[Start of STORED RECORDS]

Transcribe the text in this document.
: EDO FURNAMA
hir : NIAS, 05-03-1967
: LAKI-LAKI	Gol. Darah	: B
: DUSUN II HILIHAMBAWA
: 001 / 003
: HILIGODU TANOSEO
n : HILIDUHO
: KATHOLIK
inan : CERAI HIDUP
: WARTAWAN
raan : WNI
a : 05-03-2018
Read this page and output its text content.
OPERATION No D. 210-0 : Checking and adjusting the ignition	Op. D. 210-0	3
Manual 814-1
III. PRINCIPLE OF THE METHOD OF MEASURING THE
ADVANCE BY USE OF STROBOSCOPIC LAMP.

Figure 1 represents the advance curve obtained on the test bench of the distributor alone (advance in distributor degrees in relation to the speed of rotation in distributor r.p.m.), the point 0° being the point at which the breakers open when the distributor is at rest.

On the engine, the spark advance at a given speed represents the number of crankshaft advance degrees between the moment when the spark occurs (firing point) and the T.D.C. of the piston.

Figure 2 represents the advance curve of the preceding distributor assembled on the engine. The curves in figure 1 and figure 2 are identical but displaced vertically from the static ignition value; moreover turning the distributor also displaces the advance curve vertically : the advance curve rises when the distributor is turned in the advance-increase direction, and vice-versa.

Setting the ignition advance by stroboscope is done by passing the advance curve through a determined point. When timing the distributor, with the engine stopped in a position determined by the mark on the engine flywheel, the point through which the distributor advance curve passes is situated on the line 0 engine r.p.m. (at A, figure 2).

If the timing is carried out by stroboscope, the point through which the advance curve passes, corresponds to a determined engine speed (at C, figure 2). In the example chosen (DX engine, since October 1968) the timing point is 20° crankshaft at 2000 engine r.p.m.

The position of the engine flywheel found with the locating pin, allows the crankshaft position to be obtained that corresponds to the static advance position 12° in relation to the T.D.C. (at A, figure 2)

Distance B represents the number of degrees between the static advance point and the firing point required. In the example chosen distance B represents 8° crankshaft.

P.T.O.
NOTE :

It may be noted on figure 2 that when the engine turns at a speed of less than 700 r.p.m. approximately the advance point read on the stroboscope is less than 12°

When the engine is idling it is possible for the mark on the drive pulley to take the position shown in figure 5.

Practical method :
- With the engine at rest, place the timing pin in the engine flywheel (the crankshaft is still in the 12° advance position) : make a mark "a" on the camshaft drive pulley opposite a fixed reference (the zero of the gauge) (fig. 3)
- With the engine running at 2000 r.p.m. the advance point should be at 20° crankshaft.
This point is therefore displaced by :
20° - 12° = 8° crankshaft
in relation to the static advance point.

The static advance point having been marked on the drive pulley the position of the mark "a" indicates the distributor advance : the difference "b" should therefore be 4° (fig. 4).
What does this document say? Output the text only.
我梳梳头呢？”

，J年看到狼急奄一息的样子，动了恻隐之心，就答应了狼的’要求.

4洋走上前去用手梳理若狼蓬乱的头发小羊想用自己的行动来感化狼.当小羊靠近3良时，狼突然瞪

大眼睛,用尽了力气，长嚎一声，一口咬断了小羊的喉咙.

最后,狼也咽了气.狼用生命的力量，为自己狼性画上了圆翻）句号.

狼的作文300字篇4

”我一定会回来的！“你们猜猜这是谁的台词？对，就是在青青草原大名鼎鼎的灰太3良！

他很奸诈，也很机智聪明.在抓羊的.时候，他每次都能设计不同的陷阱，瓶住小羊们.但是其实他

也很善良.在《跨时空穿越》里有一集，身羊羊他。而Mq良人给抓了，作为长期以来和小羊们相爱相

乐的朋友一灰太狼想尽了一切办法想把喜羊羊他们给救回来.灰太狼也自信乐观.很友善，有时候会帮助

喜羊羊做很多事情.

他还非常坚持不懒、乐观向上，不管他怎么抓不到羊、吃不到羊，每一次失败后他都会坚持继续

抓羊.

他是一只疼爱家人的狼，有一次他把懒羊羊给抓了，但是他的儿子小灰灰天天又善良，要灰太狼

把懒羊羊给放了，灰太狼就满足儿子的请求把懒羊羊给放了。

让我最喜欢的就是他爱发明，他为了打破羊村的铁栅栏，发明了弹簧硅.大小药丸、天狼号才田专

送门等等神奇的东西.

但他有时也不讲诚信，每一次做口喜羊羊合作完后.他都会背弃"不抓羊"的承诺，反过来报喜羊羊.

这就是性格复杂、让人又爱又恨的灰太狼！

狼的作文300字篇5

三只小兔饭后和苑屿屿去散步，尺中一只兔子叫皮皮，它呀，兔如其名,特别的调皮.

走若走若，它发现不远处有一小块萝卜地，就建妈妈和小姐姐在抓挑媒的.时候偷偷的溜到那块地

[End of STORED RECORDS]

**PROBLEM TO WORK ON**
Each line of the material must be restated exactly.

**ANSWER TO THIS PROBLEM**
Transcribe the text in this document.
: EDO FURNAMA
hir : NIAS, 05-03-1967
: LAKI-LAKI	Gol. Darah	: B
: DUSUN II HILIHAMBAWA
: 001 / 003
: HILIGODU TANOSEO
n : HILIDUHO
: KATHOLIK
inan : CERAI HIDUP
: WARTAWAN
raan : WNI
a : 05-03-2018
Read this page and output its text content.
OPERATION No D. 210-0 : Checking and adjusting the ignition	Op. D. 210-0	3
Manual 814-1
III. PRINCIPLE OF THE METHOD OF MEASURING THE
ADVANCE BY USE OF STROBOSCOPIC LAMP.

Figure 1 represents the advance curve obtained on the test bench of the distributor alone (advance in distributor degrees in relation to the speed of rotation in distributor r.p.m.), the point 0° being the point at which the breakers open when the distributor is at rest.

On the engine, the spark advance at a given speed represents the number of crankshaft advance degrees between the moment when the spark occurs (firing point) and the T.D.C. of the piston.

Figure 2 represents the advance curve of the preceding distributor assembled on the engine. The curves in figure 1 and figure 2 are identical but displaced vertically from the static ignition value; moreover turning the distributor also displaces the advance curve vertically : the advance curve rises when the distributor is turned in the advance-increase direction, and vice-versa.

Setting the ignition advance by stroboscope is done by passing the advance curve through a determined point. When timing the distributor, with the engine stopped in a position determined by the mark on the engine flywheel, the point through which the distributor advance curve passes is situated on the line 0 engine r.p.m. (at A, figure 2).

If the timing is carried out by stroboscope, the point through which the advance curve passes, corresponds to a determined engine speed (at C, figure 2). In the example chosen (DX engine, since October 1968) the timing point is 20° crankshaft at 2000 engine r.p.m.

The position of the engine flywheel found with the locating pin, allows the crankshaft position to be obtained that corresponds to the static advance position 12° in relation to the T.D.C. (at A, figure 2)

Distance B represents the number of degrees between the static advance point and the firing point required. In the example chosen distance B represents 8° crankshaft.

P.T.O.
NOTE :

It may be noted on figure 2 that when the engine turns at a speed of less than 700 r.p.m. approximately the advance point read on the stroboscope is less than 12°

When the engine is idling it is possible for the mark on the drive pulley to take the position shown in figure 5.

Practical method :
- With the engine at rest, place the timing pin in the engine flywheel (the crankshaft is still in the 12° advance position) : make a mark "a" on the camshaft drive pulley opposite a fixed reference (the zero of the gauge) (fig. 3)
- With the engine running at 2000 r.p.m. the advance point should be at 20° crankshaft.
This point is therefore displaced by :
20° - 12° = 8° crankshaft
in relation to the static advance point.

The static advance point having been marked on the drive pulley the position of the mark "a" indicates the distributor advance : the difference "b" should therefore be 4° (fig. 4).
What does this document say? Output the text only.
我梳梳头呢？”

，J年看到狼急奄一息的样子，动了恻隐之心，就答应了狼的’要求.

4洋走上前去用手梳理若狼蓬乱的头发小羊想用自己的行动来感化狼.当小羊靠近3良时，狼突然瞪

大眼睛,用尽了力气，长嚎一声，一口咬断了小羊的喉咙.

最后,狼也咽了气.狼用生命的力量，为自己狼性画上了圆翻）句号.

狼的作文300字篇4

”我一定会回来的！“你们猜猜这是谁的台词？对，就是在青青草原大名鼎鼎的灰太3良！

他很奸诈，也很机智聪明.在抓羊的.时候，他每次都能设计不同的陷阱，瓶住小羊们.但是其实他

也很善良.在《跨时空穿越》里有一集，身羊羊他。而Mq良人给抓了，作为长期以来和小羊们相爱相

乐的朋友一灰太狼想尽了一切办法想把喜羊羊他们给救回来.灰太狼也自信乐观.很友善，有时候会帮助

喜羊羊做很多事情.

他还非常坚持不懒、乐观向上，不管他怎么抓不到羊、吃不到羊，每一次失败后他都会坚持继续

抓羊.

他是一只疼爱家人的狼，有一次他把懒羊羊给抓了，但是他的儿子小灰灰天天又善良，要灰太狼

把懒羊羊给放了，灰太狼就满足儿子的请求把懒羊羊给放了。

让我最喜欢的就是他爱发明，他为了打破羊村的铁栅栏，发明了弹簧硅.大小药丸、天狼号才田专

送门等等神奇的东西.

但他有时也不讲诚信，每一次做口喜羊羊合作完后.他都会背弃"不抓羊"的承诺，反过来报喜羊羊.

这就是性格复杂、让人又爱又恨的灰太狼！

狼的作文300字篇5

三只小兔饭后和苑屿屿去散步，尺中一只兔子叫皮皮，它呀，兔如其名,特别的调皮.

走若走若，它发现不远处有一小块萝卜地，就建妈妈和小姐姐在抓挑媒的.时候偷偷的溜到那块地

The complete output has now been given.